● **BRIEF**: Every line of the records below should be restated exactly.

● **ENTRIES**:

>> START

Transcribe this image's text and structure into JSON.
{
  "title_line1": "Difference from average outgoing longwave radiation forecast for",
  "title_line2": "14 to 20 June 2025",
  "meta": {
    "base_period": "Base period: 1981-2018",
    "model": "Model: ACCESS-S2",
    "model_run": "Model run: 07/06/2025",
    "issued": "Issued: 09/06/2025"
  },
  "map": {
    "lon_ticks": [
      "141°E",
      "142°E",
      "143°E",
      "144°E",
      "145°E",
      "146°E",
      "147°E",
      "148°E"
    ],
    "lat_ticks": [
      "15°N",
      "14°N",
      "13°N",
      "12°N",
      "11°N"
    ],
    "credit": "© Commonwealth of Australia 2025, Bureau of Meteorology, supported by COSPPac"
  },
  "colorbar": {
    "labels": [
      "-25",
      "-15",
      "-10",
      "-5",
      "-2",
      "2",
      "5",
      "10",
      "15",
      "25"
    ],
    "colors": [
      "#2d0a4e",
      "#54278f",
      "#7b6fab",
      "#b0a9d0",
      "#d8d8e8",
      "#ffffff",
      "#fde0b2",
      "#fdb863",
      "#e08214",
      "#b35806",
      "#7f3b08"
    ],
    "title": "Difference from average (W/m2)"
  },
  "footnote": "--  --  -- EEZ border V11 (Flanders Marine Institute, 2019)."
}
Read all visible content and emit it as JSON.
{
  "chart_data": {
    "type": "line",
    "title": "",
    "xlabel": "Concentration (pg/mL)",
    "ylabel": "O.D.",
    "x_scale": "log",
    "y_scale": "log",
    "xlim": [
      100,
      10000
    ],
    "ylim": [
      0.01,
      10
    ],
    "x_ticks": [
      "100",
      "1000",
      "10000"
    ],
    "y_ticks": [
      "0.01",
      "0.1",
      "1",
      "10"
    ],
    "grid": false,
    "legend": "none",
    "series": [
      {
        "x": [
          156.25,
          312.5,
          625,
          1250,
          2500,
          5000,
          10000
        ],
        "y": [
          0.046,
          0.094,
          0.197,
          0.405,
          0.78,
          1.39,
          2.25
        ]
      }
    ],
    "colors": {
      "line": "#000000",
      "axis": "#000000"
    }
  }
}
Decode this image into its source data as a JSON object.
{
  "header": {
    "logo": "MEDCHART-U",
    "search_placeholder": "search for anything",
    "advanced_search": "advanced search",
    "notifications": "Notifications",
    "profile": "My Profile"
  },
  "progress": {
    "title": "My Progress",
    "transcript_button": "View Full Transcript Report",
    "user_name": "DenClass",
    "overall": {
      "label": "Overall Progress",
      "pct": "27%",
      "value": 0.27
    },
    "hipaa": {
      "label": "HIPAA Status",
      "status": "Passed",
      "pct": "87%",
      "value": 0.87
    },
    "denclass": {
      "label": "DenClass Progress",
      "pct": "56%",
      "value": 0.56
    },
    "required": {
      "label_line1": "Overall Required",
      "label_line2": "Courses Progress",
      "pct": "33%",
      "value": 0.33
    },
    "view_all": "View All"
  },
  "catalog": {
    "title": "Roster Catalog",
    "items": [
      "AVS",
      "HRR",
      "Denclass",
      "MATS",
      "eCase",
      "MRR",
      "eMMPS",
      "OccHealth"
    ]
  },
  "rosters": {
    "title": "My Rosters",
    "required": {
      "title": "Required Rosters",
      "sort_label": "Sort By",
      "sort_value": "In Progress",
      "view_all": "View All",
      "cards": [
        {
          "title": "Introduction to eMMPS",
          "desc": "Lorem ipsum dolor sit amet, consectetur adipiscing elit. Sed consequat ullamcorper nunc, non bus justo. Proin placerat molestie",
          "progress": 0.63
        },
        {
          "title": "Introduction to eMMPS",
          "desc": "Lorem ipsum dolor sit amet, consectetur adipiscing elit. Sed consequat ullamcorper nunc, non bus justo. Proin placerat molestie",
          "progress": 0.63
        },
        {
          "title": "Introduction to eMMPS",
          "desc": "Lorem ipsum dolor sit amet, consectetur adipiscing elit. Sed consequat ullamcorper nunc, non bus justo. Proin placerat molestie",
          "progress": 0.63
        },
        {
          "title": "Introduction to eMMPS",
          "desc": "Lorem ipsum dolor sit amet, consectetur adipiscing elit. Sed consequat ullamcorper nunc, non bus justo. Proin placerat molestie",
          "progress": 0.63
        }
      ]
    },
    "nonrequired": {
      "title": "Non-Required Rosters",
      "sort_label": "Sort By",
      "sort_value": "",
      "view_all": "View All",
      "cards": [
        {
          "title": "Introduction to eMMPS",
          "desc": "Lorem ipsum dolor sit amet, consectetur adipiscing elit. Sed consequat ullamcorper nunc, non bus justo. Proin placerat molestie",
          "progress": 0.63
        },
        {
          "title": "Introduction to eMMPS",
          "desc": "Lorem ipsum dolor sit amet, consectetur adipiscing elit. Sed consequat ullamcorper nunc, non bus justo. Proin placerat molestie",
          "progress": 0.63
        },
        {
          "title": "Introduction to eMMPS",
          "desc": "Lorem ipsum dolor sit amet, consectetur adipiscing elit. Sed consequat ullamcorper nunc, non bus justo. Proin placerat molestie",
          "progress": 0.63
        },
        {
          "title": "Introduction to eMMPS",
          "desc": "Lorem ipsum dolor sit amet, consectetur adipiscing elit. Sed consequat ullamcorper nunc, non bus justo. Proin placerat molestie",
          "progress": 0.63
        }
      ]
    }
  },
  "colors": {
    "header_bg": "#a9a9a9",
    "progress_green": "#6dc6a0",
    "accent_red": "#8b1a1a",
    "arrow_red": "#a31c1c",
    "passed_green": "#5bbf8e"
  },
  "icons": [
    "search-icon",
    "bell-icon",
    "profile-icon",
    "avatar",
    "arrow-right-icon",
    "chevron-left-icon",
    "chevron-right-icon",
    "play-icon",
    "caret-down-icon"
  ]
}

>> END

● **SOLUTION TO THIS PROBLEM**:
Transcribe this image's text and structure into JSON.
{
  "title_line1": "Difference from average outgoing longwave radiation forecast for",
  "title_line2": "14 to 20 June 2025",
  "meta": {
    "base_period": "Base period: 1981-2018",
    "model": "Model: ACCESS-S2",
    "model_run": "Model run: 07/06/2025",
    "issued": "Issued: 09/06/2025"
  },
  "map": {
    "lon_ticks": [
      "141°E",
      "142°E",
      "143°E",
      "144°E",
      "145°E",
      "146°E",
      "147°E",
      "148°E"
    ],
    "lat_ticks": [
      "15°N",
      "14°N",
      "13°N",
      "12°N",
      "11°N"
    ],
    "credit": "© Commonwealth of Australia 2025, Bureau of Meteorology, supported by COSPPac"
  },
  "colorbar": {
    "labels": [
      "-25",
      "-15",
      "-10",
      "-5",
      "-2",
      "2",
      "5",
      "10",
      "15",
      "25"
    ],
    "colors": [
      "#2d0a4e",
      "#54278f",
      "#7b6fab",
      "#b0a9d0",
      "#d8d8e8",
      "#ffffff",
      "#fde0b2",
      "#fdb863",
      "#e08214",
      "#b35806",
      "#7f3b08"
    ],
    "title": "Difference from average (W/m2)"
  },
  "footnote": "--  --  -- EEZ border V11 (Flanders Marine Institute, 2019)."
}
Read all visible content and emit it as JSON.
{
  "chart_data": {
    "type": "line",
    "title": "",
    "xlabel": "Concentration (pg/mL)",
    "ylabel": "O.D.",
    "x_scale": "log",
    "y_scale": "log",
    "xlim": [
      100,
      10000
    ],
    "ylim": [
      0.01,
      10
    ],
    "x_ticks": [
      "100",
      "1000",
      "10000"
    ],
    "y_ticks": [
      "0.01",
      "0.1",
      "1",
      "10"
    ],
    "grid": false,
    "legend": "none",
    "series": [
      {
        "x": [
          156.25,
          312.5,
          625,
          1250,
          2500,
          5000,
          10000
        ],
        "y": [
          0.046,
          0.094,
          0.197,
          0.405,
          0.78,
          1.39,
          2.25
        ]
      }
    ],
    "colors": {
      "line": "#000000",
      "axis": "#000000"
    }
  }
}
Decode this image into its source data as a JSON object.
{
  "header": {
    "logo": "MEDCHART-U",
    "search_placeholder": "search for anything",
    "advanced_search": "advanced search",
    "notifications": "Notifications",
    "profile": "My Profile"
  },
  "progress": {
    "title": "My Progress",
    "transcript_button": "View Full Transcript Report",
    "user_name": "DenClass",
    "overall": {
      "label": "Overall Progress",
      "pct": "27%",
      "value": 0.27
    },
    "hipaa": {
      "label": "HIPAA Status",
      "status": "Passed",
      "pct": "87%",
      "value": 0.87
    },
    "denclass": {
      "label": "DenClass Progress",
      "pct": "56%",
      "value": 0.56
    },
    "required": {
      "label_line1": "Overall Required",
      "label_line2": "Courses Progress",
      "pct": "33%",
      "value": 0.33
    },
    "view_all": "View All"
  },
  "catalog": {
    "title": "Roster Catalog",
    "items": [
      "AVS",
      "HRR",
      "Denclass",
      "MATS",
      "eCase",
      "MRR",
      "eMMPS",
      "OccHealth"
    ]
  },
  "rosters": {
    "title": "My Rosters",
    "required": {
      "title": "Required Rosters",
      "sort_label": "Sort By",
      "sort_value": "In Progress",
      "view_all": "View All",
      "cards": [
        {
          "title": "Introduction to eMMPS",
          "desc": "Lorem ipsum dolor sit amet, consectetur adipiscing elit. Sed consequat ullamcorper nunc, non bus justo. Proin placerat molestie",
          "progress": 0.63
        },
        {
          "title": "Introduction to eMMPS",
          "desc": "Lorem ipsum dolor sit amet, consectetur adipiscing elit. Sed consequat ullamcorper nunc, non bus justo. Proin placerat molestie",
          "progress": 0.63
        },
        {
          "title": "Introduction to eMMPS",
          "desc": "Lorem ipsum dolor sit amet, consectetur adipiscing elit. Sed consequat ullamcorper nunc, non bus justo. Proin placerat molestie",
          "progress": 0.63
        },
        {
          "title": "Introduction to eMMPS",
          "desc": "Lorem ipsum dolor sit amet, consectetur adipiscing elit. Sed consequat ullamcorper nunc, non bus justo. Proin placerat molestie",
          "progress": 0.63
        }
      ]
    },
    "nonrequired": {
      "title": "Non-Required Rosters",
      "sort_label": "Sort By",
      "sort_value": "",
      "view_all": "View All",
      "cards": [
        {
          "title": "Introduction to eMMPS",
          "desc": "Lorem ipsum dolor sit amet, consectetur adipiscing elit. Sed consequat ullamcorper nunc, non bus justo. Proin placerat molestie",
          "progress": 0.63
        },
        {
          "title": "Introduction to eMMPS",
          "desc": "Lorem ipsum dolor sit amet, consectetur adipiscing elit. Sed consequat ullamcorper nunc, non bus justo. Proin placerat molestie",
          "progress": 0.63
        },
        {
          "title": "Introduction to eMMPS",
          "desc": "Lorem ipsum dolor sit amet, consectetur adipiscing elit. Sed consequat ullamcorper nunc, non bus justo. Proin placerat molestie",
          "progress": 0.63
        },
        {
          "title": "Introduction to eMMPS",
          "desc": "Lorem ipsum dolor sit amet, consectetur adipiscing elit. Sed consequat ullamcorper nunc, non bus justo. Proin placerat molestie",
          "progress": 0.63
        }
      ]
    }
  },
  "colors": {
    "header_bg": "#a9a9a9",
    "progress_green": "#6dc6a0",
    "accent_red": "#8b1a1a",
    "arrow_red": "#a31c1c",
    "passed_green": "#5bbf8e"
  },
  "icons": [
    "search-icon",
    "bell-icon",
    "profile-icon",
    "avatar",
    "arrow-right-icon",
    "chevron-left-icon",
    "chevron-right-icon",
    "play-icon",
    "caret-down-icon"
  ]
}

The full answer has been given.